### Task details
Using the material below, copy every line where "this" appears.

### Provided data
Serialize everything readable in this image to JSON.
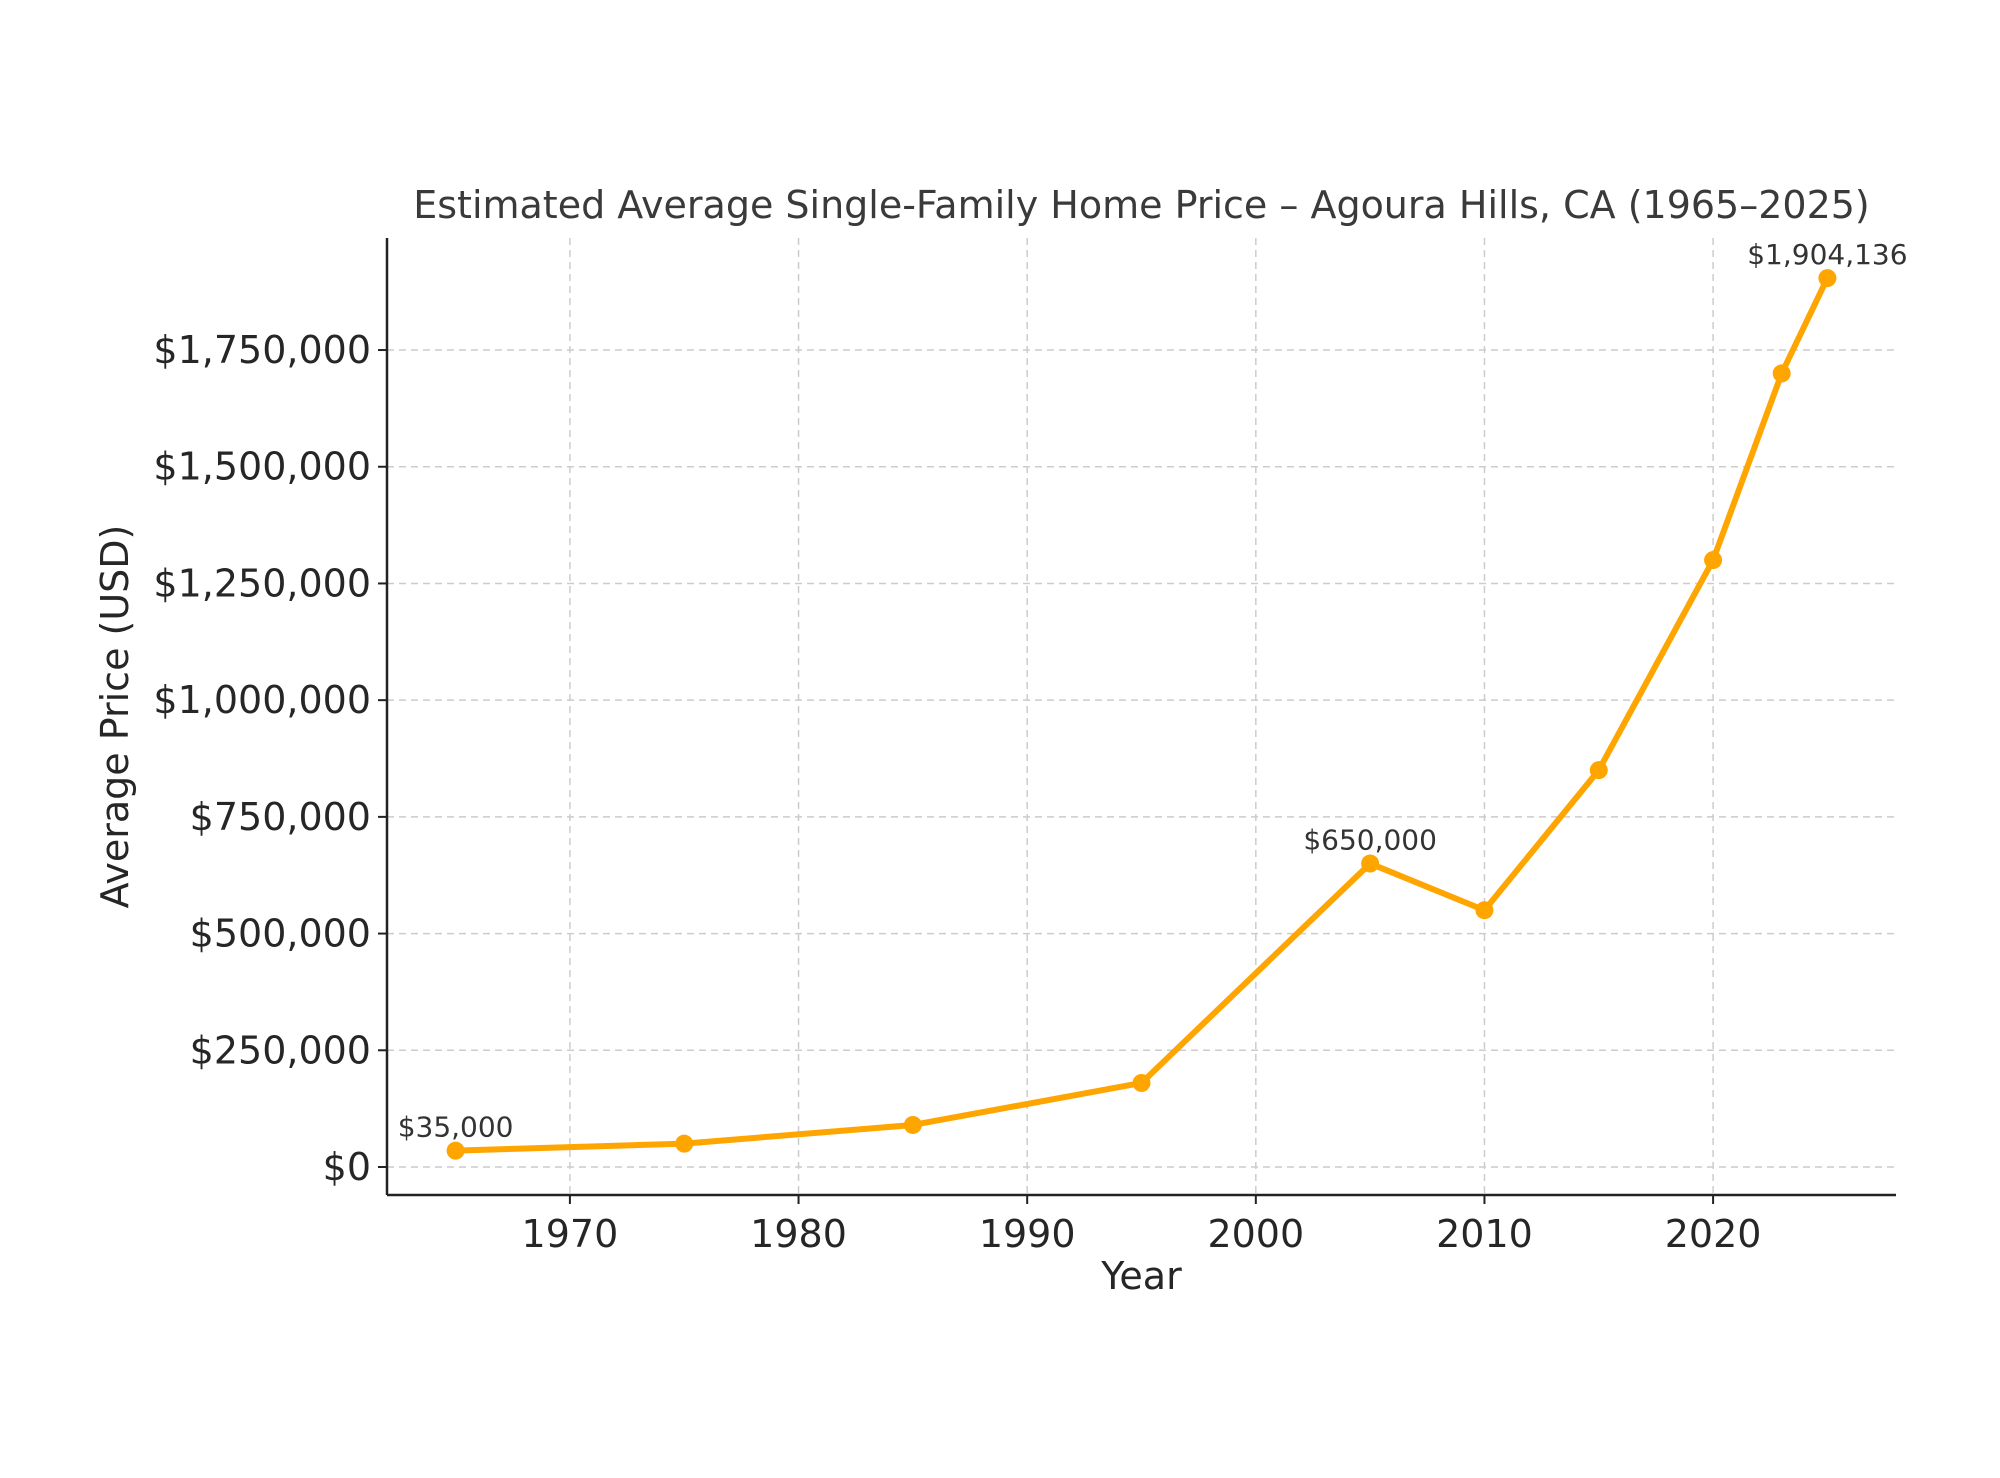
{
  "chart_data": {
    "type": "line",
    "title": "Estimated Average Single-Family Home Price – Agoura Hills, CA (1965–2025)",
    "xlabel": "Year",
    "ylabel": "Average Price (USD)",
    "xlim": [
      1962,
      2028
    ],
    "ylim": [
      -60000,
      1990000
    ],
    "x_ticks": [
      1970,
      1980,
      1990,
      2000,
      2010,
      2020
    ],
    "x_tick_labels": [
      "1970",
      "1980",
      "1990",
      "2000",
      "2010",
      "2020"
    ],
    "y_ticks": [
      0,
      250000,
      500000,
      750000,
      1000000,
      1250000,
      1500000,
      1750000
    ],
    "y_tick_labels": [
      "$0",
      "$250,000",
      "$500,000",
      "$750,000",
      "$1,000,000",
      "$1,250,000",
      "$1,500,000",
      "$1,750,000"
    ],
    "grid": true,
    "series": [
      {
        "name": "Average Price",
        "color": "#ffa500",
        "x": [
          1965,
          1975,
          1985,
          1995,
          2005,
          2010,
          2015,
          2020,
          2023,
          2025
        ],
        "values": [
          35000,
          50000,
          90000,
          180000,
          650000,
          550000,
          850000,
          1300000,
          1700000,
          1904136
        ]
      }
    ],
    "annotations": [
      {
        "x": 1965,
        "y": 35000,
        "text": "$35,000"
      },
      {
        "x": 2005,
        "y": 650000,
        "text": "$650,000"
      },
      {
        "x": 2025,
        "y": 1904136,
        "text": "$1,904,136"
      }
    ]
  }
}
---
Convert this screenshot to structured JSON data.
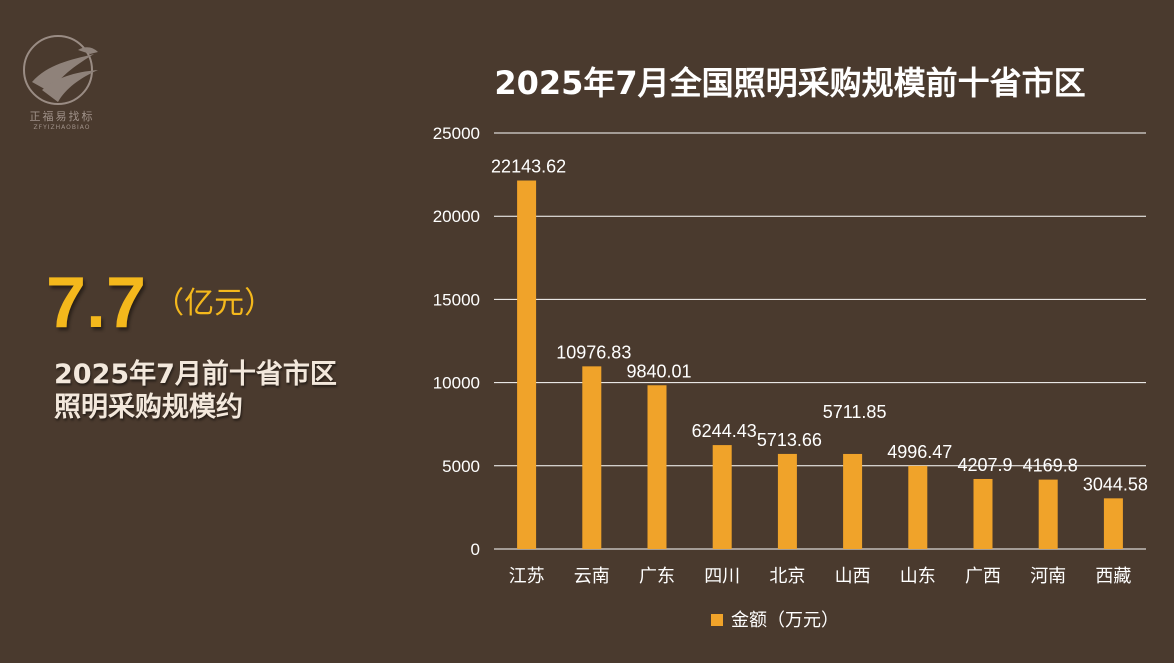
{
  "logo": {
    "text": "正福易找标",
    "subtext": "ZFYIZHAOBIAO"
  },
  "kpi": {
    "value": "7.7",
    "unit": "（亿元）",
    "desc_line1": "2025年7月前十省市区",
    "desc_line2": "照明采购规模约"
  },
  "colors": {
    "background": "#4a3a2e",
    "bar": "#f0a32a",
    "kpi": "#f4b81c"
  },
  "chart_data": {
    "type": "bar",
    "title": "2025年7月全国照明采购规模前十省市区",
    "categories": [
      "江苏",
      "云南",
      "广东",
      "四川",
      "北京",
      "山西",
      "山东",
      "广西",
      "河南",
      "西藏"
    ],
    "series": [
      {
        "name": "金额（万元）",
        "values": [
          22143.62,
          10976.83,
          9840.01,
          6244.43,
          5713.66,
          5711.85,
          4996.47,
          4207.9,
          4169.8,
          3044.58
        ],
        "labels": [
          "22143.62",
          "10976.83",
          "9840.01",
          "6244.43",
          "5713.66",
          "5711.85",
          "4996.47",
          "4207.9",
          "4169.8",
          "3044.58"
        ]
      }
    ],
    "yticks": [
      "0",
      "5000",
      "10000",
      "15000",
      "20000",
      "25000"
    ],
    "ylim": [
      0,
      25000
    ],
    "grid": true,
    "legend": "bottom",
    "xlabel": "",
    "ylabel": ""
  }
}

### Response
Serialize everything readable in this image to JSON.
Convert this screenshot to structured JSON data.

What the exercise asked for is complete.